## begin RECORDED INFORMATION

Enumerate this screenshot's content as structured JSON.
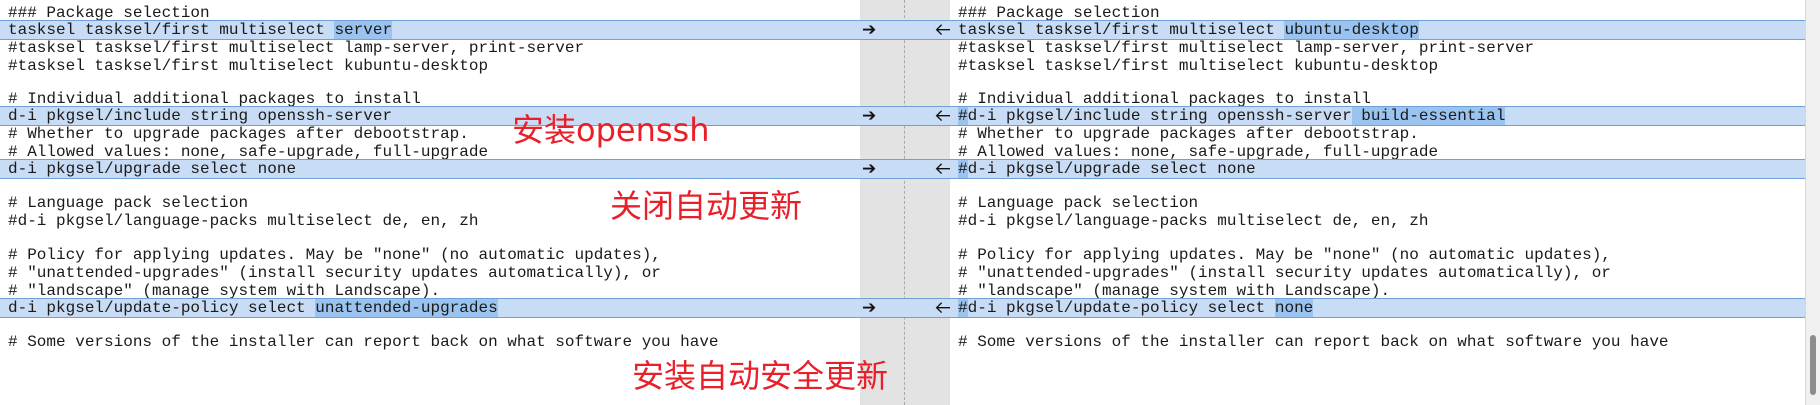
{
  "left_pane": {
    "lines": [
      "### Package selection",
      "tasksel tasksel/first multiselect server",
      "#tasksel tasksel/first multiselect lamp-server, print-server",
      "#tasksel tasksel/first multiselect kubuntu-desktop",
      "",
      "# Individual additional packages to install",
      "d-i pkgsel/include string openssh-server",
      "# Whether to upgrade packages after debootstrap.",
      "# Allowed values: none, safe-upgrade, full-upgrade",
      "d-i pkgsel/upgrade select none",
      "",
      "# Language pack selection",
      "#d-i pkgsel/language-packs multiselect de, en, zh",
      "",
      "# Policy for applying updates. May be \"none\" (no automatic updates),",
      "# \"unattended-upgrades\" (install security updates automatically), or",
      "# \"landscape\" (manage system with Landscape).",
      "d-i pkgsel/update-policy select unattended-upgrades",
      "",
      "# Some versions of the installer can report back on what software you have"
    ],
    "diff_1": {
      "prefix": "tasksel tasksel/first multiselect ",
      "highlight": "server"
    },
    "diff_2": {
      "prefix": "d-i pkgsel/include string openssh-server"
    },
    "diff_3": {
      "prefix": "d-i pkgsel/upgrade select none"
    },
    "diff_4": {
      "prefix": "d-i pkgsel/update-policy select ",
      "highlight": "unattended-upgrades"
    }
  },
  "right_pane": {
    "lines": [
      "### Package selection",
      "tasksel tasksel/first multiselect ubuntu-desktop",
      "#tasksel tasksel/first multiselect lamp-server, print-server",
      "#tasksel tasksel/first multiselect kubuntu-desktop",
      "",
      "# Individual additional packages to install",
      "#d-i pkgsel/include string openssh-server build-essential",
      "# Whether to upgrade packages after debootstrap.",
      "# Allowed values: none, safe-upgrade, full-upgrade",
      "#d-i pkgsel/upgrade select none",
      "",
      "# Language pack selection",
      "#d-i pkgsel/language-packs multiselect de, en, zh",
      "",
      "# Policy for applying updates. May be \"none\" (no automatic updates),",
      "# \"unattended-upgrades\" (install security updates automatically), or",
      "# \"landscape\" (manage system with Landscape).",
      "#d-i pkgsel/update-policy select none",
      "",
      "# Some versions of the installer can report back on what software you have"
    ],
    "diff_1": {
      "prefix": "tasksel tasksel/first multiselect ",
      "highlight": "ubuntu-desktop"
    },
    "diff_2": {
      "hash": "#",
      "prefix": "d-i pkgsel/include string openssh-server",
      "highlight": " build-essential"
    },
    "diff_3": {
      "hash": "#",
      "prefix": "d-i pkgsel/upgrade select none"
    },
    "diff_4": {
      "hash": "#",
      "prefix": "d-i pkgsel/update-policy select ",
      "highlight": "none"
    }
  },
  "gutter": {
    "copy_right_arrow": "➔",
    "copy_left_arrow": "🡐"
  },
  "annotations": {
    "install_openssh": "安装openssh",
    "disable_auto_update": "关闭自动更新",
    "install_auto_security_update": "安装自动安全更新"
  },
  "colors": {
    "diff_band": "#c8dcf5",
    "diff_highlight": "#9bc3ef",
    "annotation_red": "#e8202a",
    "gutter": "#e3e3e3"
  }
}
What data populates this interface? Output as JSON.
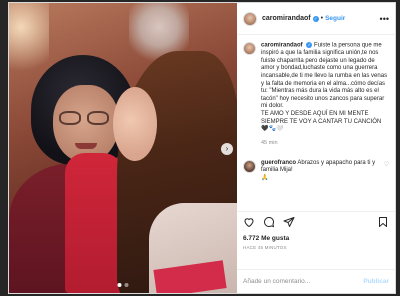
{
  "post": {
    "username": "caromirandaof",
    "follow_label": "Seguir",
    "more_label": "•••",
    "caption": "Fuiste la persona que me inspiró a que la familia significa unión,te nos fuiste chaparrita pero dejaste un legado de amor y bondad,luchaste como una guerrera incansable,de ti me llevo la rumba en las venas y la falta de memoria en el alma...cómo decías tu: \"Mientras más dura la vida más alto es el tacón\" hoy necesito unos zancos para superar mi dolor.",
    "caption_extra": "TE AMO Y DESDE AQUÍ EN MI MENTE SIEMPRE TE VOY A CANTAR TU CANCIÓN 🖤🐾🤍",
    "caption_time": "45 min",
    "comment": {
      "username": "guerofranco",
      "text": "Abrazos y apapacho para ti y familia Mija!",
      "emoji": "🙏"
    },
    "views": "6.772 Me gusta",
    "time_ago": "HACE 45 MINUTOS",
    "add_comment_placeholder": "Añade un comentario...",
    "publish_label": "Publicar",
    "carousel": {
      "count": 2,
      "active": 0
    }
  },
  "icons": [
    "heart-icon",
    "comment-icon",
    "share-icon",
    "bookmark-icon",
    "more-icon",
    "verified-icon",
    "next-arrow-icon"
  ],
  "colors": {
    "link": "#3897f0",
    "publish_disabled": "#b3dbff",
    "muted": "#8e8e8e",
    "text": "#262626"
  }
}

## end RECORDED INFORMATION

◆ EXERCISE DETAILS: Using the records above, list each line that includes "unattended".

◆ OUTPUT OF THE TASK:
      "# \"unattended-upgrades\" (install security updates automatically), or",
      "d-i pkgsel/update-policy select unattended-upgrades",
      "highlight": "unattended-upgrades"
      "# \"unattended-upgrades\" (install security updates automatically), or",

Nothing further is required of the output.